GIVEN PROBLEM ▸ Copy word for word the lines from the start of the data through the line that contains "bar-ungram_gender <box>1838 585".

[Labeled region lists]
"""

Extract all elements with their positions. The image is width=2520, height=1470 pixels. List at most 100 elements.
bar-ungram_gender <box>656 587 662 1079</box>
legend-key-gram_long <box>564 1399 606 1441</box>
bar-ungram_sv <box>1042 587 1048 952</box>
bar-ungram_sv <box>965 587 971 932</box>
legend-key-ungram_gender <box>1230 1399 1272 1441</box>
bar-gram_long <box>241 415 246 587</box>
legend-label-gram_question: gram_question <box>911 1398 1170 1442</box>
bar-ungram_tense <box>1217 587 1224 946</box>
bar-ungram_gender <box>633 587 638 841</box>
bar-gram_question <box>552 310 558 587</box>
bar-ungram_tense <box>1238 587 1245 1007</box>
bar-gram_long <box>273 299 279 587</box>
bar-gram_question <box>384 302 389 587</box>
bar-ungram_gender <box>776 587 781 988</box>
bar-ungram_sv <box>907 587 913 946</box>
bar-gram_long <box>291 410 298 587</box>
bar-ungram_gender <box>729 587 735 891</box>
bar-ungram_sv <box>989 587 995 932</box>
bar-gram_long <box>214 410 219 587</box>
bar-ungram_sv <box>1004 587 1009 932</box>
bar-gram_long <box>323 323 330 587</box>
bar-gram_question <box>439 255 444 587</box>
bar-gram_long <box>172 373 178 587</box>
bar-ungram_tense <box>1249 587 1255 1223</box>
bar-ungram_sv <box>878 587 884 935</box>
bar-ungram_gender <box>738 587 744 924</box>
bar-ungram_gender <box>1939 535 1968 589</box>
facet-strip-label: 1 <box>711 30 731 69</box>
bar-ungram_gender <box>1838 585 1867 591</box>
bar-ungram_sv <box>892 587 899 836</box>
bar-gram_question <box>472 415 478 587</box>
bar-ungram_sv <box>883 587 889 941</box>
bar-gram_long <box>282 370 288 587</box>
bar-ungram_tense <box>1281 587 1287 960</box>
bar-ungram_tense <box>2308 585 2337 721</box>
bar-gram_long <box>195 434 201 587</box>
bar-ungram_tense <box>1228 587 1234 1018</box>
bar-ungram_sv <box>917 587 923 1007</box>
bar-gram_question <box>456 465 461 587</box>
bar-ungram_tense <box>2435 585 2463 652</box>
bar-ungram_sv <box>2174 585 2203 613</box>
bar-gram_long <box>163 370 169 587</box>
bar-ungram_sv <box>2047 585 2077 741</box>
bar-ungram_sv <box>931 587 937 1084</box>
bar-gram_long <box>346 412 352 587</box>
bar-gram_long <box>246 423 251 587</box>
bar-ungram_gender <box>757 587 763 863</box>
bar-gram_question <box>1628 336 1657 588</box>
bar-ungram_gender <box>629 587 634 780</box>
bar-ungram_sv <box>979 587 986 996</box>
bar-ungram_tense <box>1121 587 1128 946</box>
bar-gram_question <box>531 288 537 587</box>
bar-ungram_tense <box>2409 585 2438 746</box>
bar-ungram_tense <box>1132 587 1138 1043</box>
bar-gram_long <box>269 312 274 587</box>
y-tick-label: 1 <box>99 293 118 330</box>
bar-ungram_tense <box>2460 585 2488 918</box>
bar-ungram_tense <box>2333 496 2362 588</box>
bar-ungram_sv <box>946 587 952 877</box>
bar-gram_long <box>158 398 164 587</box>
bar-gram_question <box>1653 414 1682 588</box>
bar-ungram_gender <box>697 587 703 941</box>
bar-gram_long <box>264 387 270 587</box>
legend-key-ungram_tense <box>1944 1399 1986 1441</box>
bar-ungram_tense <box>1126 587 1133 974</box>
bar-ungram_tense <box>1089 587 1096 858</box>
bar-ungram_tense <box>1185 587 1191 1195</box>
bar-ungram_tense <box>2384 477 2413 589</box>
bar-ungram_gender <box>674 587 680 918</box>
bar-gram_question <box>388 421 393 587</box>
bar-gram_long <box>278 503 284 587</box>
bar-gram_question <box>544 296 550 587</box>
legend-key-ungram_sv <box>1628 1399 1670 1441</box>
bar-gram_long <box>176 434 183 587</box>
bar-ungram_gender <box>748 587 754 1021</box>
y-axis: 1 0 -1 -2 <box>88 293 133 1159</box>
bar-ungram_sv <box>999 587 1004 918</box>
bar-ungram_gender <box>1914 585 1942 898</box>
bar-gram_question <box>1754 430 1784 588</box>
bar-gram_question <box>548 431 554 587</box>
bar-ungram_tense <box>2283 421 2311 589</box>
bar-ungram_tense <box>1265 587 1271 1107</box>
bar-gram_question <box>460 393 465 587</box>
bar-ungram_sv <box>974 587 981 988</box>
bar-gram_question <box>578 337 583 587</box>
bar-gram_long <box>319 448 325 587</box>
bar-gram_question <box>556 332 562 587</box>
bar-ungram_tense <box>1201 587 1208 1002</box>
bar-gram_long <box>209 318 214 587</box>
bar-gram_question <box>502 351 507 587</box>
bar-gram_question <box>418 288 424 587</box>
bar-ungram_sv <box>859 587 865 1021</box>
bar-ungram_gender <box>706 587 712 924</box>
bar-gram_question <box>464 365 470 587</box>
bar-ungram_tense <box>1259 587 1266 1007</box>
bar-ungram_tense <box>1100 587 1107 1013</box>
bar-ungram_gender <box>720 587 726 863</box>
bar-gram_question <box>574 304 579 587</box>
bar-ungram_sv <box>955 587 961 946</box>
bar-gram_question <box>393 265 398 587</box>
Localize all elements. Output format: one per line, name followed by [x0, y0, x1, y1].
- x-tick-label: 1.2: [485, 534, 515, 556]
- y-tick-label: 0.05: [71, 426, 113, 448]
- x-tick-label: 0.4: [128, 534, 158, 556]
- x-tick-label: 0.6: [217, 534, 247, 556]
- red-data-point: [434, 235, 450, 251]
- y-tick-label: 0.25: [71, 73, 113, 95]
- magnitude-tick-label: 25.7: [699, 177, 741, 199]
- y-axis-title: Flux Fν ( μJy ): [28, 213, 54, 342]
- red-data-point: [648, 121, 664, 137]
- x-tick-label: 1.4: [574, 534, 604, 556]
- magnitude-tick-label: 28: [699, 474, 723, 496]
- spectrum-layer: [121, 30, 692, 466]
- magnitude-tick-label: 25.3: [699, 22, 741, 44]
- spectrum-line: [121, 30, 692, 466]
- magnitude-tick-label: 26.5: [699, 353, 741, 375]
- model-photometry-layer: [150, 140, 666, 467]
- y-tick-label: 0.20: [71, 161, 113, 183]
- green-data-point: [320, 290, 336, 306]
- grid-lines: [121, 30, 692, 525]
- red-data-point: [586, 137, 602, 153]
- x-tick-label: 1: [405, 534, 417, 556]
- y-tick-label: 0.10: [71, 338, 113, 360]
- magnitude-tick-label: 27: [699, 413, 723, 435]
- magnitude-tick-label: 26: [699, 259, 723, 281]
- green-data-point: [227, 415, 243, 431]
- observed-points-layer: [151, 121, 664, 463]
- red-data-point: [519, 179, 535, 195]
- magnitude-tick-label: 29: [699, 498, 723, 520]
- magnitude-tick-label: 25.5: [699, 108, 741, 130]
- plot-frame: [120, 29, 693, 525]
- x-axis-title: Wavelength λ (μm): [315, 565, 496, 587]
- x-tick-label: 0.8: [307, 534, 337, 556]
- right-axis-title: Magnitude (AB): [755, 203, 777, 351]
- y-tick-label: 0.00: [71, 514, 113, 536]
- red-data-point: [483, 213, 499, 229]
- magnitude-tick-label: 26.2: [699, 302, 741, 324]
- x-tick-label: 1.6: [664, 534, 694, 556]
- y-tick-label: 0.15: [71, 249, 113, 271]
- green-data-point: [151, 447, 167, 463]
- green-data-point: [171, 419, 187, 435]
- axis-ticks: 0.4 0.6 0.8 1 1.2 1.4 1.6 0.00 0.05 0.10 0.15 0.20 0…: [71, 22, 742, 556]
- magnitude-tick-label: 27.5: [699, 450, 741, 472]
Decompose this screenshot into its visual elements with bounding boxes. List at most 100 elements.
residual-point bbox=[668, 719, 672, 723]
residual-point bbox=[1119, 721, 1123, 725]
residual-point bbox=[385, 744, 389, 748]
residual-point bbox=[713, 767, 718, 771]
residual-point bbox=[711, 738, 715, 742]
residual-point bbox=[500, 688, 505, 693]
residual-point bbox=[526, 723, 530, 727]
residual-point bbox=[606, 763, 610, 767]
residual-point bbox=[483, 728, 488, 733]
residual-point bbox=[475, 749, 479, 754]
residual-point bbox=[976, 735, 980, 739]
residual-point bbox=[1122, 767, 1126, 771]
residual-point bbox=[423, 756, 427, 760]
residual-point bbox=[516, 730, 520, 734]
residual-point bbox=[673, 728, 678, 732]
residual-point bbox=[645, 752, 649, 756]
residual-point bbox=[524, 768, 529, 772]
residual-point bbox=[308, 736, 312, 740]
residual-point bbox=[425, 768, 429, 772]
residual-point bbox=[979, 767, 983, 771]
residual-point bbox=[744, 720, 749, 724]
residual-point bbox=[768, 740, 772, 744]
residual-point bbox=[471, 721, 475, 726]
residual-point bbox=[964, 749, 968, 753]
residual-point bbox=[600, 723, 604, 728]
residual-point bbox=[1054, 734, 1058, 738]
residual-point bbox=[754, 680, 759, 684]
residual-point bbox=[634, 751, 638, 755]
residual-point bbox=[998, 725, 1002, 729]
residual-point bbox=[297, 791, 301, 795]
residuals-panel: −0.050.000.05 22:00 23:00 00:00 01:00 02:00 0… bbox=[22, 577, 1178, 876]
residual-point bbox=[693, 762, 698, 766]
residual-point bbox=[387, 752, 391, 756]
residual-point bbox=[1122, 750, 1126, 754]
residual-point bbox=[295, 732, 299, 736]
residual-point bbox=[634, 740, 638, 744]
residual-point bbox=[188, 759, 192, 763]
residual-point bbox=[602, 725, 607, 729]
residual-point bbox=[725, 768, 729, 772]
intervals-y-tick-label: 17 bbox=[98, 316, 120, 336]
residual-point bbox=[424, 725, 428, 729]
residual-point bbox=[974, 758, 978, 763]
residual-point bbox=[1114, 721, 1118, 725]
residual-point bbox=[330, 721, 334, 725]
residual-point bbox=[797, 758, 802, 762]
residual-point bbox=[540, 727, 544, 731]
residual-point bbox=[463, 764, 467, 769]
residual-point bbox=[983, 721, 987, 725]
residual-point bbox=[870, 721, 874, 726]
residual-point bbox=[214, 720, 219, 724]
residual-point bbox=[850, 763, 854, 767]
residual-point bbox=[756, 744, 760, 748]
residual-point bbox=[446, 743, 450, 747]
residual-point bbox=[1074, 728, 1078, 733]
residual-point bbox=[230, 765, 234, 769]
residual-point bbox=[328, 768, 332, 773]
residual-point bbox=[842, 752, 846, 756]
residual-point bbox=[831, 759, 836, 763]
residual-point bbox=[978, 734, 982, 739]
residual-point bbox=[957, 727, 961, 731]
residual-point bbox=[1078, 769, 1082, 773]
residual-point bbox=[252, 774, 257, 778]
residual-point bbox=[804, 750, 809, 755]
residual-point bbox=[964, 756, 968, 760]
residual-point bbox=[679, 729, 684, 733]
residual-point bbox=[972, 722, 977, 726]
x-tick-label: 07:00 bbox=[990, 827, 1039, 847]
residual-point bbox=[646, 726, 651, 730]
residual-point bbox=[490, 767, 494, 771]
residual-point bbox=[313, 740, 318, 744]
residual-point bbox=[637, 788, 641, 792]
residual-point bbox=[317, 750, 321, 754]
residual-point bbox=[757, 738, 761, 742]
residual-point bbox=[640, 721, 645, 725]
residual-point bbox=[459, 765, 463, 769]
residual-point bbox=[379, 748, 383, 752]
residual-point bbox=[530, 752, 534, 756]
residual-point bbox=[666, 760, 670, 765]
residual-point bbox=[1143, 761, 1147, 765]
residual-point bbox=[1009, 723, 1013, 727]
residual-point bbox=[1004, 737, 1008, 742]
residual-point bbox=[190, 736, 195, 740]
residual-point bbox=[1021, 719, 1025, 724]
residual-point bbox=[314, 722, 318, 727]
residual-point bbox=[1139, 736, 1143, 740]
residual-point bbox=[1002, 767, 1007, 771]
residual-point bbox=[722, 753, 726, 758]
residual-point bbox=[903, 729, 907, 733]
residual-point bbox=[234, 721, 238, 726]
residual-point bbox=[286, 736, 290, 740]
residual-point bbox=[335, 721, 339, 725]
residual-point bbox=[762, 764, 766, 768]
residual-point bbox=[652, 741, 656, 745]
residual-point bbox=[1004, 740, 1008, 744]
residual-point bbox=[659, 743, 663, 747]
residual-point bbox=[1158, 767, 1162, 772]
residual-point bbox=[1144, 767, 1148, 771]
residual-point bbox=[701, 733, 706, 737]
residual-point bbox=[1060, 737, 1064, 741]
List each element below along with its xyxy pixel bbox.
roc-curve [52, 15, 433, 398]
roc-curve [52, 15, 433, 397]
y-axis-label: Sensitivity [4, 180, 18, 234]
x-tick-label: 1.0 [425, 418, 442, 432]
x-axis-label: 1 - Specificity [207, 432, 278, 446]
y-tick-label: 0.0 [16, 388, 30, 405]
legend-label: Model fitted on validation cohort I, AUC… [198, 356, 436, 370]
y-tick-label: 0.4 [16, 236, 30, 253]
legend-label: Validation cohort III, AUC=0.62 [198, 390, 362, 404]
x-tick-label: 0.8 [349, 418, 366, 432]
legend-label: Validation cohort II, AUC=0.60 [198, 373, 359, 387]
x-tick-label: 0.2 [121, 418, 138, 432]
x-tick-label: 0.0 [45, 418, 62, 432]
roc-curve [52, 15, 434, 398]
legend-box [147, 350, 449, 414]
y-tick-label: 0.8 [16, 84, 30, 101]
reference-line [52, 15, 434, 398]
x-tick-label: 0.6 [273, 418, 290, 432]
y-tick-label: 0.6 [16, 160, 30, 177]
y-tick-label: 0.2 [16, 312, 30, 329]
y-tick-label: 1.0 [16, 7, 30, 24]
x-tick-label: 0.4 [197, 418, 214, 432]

"""

RESPONSE FOR THIS EXERCISE ▸
Extract all elements with their positions. The image is width=2520, height=1470 pixels. List at most 100 elements.
bar-ungram_gender <box>656 587 662 1079</box>
legend-key-gram_long <box>564 1399 606 1441</box>
bar-ungram_sv <box>1042 587 1048 952</box>
bar-ungram_sv <box>965 587 971 932</box>
legend-key-ungram_gender <box>1230 1399 1272 1441</box>
bar-gram_long <box>241 415 246 587</box>
legend-label-gram_question: gram_question <box>911 1398 1170 1442</box>
bar-ungram_tense <box>1217 587 1224 946</box>
bar-ungram_gender <box>633 587 638 841</box>
bar-gram_question <box>552 310 558 587</box>
bar-ungram_tense <box>1238 587 1245 1007</box>
bar-gram_long <box>273 299 279 587</box>
bar-gram_question <box>384 302 389 587</box>
bar-ungram_gender <box>776 587 781 988</box>
bar-ungram_sv <box>907 587 913 946</box>
bar-gram_long <box>291 410 298 587</box>
bar-ungram_gender <box>729 587 735 891</box>
bar-ungram_sv <box>989 587 995 932</box>
bar-gram_long <box>214 410 219 587</box>
bar-ungram_sv <box>1004 587 1009 932</box>
bar-gram_long <box>323 323 330 587</box>
bar-gram_question <box>439 255 444 587</box>
bar-gram_long <box>172 373 178 587</box>
bar-ungram_tense <box>1249 587 1255 1223</box>
bar-ungram_sv <box>878 587 884 935</box>
bar-ungram_gender <box>738 587 744 924</box>
bar-ungram_gender <box>1939 535 1968 589</box>
facet-strip-label: 1 <box>711 30 731 69</box>
bar-ungram_gender <box>1838 585 1867 591</box>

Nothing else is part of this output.